What this task involves: Output a single figure: the number of lines in which the word "cluster" appears.
====== Records for processing ======
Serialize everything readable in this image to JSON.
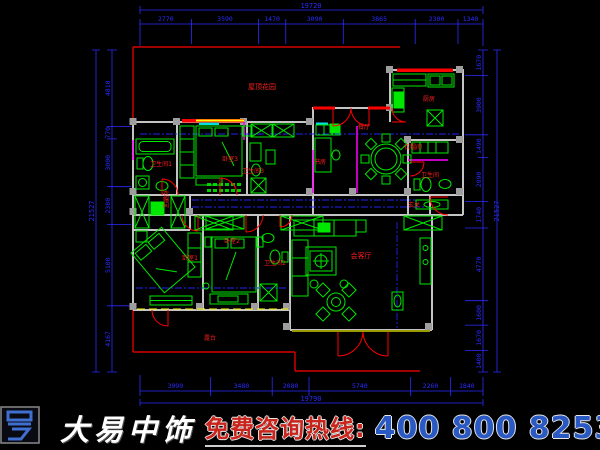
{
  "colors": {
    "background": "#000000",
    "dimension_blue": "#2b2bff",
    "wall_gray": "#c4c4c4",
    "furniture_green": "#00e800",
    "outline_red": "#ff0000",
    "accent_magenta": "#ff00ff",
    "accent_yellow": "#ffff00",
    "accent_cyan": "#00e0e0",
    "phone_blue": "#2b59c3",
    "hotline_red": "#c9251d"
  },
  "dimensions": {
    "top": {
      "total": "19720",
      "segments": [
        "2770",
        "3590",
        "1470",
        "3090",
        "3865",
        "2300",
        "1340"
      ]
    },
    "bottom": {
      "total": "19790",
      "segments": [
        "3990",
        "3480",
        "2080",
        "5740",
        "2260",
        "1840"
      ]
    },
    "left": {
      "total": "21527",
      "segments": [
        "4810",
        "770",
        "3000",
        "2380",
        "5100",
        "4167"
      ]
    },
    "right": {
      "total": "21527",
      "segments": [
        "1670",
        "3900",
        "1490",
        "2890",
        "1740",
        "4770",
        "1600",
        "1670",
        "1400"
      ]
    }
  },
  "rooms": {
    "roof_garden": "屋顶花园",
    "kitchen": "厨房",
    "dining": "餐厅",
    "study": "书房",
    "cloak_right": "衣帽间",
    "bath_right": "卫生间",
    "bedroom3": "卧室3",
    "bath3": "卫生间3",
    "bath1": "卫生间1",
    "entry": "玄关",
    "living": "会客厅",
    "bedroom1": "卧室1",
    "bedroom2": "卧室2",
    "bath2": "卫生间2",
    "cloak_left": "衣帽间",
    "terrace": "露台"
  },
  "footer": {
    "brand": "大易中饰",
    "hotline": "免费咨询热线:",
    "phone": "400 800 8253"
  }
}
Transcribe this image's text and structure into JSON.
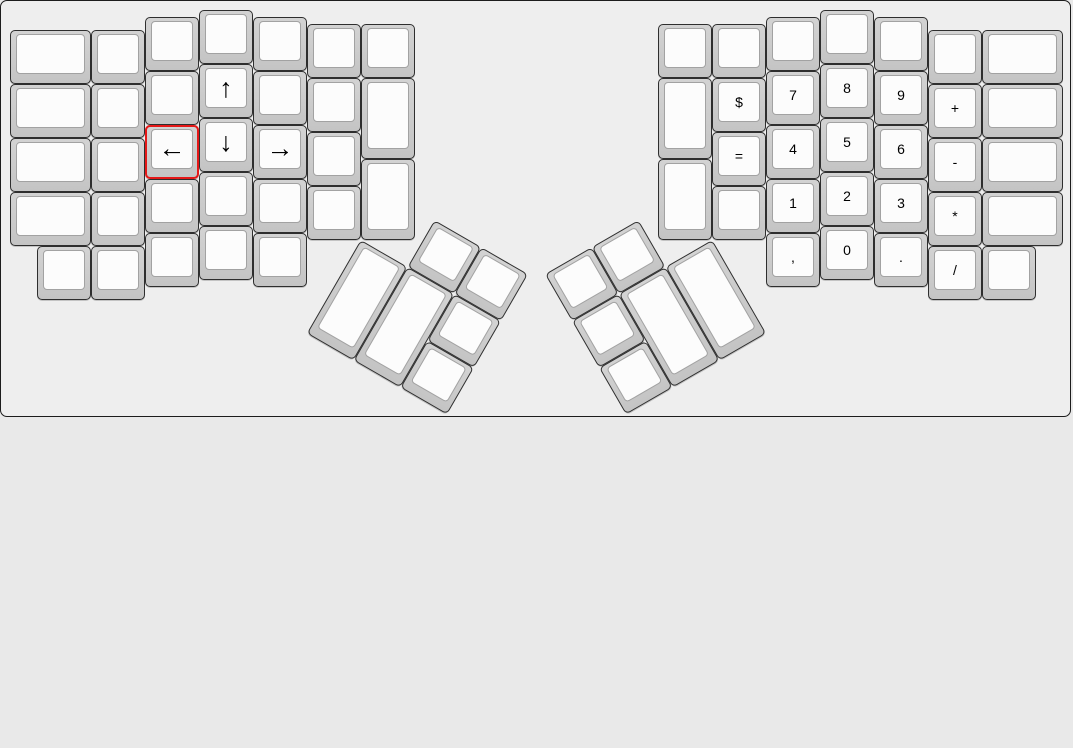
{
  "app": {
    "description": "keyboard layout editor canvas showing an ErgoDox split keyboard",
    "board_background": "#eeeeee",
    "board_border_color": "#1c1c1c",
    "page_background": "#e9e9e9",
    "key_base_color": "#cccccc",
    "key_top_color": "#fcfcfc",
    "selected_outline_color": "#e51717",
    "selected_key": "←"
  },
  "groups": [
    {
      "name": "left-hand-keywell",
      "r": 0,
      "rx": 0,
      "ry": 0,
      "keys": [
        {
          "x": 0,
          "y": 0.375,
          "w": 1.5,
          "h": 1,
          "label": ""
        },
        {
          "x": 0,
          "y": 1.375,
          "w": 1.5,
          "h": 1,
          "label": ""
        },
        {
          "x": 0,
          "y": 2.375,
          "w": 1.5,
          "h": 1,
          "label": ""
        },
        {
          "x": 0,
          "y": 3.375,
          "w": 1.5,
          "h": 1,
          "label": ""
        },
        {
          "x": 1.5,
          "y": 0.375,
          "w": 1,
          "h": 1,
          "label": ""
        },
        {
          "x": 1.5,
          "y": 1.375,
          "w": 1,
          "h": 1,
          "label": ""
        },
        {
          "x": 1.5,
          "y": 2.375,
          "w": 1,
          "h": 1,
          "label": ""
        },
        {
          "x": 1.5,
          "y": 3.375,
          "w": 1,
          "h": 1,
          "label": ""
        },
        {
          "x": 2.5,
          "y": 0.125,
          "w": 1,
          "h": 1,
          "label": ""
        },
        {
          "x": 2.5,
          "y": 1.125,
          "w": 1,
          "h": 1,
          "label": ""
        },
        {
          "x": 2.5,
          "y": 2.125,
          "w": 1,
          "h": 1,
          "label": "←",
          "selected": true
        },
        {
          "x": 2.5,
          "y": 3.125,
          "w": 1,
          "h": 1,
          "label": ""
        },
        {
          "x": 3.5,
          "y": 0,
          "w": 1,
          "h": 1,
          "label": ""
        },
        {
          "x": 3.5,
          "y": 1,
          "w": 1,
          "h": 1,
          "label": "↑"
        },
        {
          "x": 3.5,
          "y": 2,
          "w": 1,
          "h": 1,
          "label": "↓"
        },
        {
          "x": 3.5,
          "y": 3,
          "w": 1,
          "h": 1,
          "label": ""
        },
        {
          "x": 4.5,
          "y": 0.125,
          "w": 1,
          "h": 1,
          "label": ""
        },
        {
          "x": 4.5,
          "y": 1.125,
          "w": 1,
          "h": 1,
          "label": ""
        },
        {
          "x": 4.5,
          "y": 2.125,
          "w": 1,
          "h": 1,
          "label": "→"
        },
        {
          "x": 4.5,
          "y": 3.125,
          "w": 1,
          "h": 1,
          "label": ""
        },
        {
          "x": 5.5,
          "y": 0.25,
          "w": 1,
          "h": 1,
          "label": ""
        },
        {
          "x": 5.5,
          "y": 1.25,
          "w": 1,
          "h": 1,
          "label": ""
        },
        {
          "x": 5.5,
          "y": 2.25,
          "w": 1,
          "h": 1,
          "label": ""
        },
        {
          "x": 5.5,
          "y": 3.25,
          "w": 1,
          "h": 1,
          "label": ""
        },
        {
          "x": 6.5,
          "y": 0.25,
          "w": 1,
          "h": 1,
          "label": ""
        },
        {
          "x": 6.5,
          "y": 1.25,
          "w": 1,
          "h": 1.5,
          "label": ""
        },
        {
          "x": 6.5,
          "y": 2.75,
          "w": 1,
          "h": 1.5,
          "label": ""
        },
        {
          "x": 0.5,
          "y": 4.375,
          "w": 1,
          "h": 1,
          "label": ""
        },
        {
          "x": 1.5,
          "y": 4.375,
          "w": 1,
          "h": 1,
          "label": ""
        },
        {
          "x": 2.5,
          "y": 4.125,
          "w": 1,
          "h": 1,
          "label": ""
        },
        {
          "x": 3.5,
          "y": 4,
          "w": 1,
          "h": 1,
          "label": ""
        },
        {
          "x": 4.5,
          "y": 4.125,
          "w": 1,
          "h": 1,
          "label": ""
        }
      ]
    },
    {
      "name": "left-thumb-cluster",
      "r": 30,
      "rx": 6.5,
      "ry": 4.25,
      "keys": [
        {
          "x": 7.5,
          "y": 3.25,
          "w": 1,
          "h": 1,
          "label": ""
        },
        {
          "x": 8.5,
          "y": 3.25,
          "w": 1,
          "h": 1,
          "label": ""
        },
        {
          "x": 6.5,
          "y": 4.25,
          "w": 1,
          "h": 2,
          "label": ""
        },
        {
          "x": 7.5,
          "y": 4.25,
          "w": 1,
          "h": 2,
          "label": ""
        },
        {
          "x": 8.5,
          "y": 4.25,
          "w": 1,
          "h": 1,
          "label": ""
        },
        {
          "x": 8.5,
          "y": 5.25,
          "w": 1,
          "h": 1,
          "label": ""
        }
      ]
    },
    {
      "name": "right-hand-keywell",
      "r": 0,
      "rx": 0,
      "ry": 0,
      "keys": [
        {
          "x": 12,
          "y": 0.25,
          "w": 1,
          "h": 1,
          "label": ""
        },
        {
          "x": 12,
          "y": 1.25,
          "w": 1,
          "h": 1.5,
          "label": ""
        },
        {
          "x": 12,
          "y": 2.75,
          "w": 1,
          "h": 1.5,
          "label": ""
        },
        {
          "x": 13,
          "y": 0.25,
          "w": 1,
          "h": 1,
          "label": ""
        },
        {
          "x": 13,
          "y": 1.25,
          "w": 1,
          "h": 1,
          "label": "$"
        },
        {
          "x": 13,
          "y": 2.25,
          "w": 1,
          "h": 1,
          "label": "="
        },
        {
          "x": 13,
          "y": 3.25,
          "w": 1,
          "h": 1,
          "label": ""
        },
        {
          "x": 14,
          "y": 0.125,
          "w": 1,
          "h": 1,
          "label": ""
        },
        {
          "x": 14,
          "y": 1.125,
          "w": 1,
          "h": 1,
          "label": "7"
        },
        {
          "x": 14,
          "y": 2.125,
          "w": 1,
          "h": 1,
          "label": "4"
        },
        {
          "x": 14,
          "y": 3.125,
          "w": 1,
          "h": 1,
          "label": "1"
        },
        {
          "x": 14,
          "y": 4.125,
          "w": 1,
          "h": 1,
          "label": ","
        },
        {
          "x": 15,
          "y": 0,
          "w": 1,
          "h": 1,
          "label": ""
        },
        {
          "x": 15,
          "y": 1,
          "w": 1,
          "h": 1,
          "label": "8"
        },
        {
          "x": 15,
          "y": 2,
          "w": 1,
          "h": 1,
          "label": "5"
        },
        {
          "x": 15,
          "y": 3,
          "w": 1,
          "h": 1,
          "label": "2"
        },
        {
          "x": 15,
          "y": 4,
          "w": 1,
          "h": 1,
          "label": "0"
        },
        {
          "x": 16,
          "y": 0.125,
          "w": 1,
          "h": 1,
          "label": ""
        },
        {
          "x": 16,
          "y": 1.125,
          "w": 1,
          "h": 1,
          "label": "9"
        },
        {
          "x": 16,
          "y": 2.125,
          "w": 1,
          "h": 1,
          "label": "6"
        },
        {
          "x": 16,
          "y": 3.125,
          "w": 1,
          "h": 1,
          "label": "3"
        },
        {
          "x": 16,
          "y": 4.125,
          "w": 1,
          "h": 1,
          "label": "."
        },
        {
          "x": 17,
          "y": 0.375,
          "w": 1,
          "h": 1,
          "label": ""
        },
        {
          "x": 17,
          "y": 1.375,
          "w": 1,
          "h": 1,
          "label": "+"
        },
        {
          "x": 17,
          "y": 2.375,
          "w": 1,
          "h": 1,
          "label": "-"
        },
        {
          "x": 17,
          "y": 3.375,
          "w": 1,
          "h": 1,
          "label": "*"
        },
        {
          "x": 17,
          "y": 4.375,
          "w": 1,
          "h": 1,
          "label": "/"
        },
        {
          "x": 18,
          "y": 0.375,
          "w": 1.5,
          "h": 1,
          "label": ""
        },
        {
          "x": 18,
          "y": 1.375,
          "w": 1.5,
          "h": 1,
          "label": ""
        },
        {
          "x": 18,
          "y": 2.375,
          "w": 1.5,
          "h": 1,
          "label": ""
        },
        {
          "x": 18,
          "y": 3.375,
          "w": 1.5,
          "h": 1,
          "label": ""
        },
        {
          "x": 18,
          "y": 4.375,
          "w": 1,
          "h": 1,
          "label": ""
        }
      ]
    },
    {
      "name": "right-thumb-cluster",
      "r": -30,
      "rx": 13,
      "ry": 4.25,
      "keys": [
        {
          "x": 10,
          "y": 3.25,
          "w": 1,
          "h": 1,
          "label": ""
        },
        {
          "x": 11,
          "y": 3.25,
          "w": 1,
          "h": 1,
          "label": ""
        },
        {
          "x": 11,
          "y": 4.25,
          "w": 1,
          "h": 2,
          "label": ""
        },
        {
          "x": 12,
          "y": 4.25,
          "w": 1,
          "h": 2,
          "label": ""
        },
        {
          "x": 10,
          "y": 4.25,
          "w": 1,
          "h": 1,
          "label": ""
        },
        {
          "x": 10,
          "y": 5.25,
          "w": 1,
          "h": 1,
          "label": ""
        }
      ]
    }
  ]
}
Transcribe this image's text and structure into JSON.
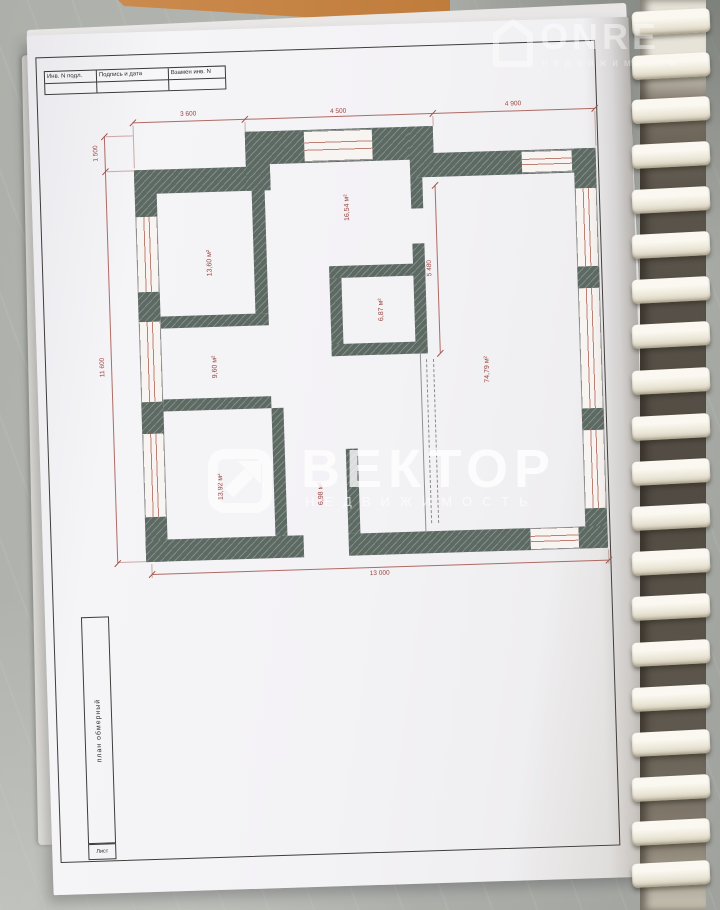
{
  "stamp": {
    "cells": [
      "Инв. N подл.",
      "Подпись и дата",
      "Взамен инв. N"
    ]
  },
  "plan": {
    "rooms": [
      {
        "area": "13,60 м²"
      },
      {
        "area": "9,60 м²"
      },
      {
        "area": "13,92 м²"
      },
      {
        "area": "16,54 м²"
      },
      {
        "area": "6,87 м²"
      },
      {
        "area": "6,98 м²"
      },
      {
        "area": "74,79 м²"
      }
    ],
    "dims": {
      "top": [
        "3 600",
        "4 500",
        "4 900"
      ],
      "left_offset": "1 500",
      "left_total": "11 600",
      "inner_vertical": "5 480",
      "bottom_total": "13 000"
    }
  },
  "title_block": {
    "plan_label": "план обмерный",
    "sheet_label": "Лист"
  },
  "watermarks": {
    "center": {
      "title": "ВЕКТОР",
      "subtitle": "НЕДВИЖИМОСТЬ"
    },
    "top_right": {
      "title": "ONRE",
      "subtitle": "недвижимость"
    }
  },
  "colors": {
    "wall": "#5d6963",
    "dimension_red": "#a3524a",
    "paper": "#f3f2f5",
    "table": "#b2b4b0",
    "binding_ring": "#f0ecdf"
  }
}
======
Full response: 2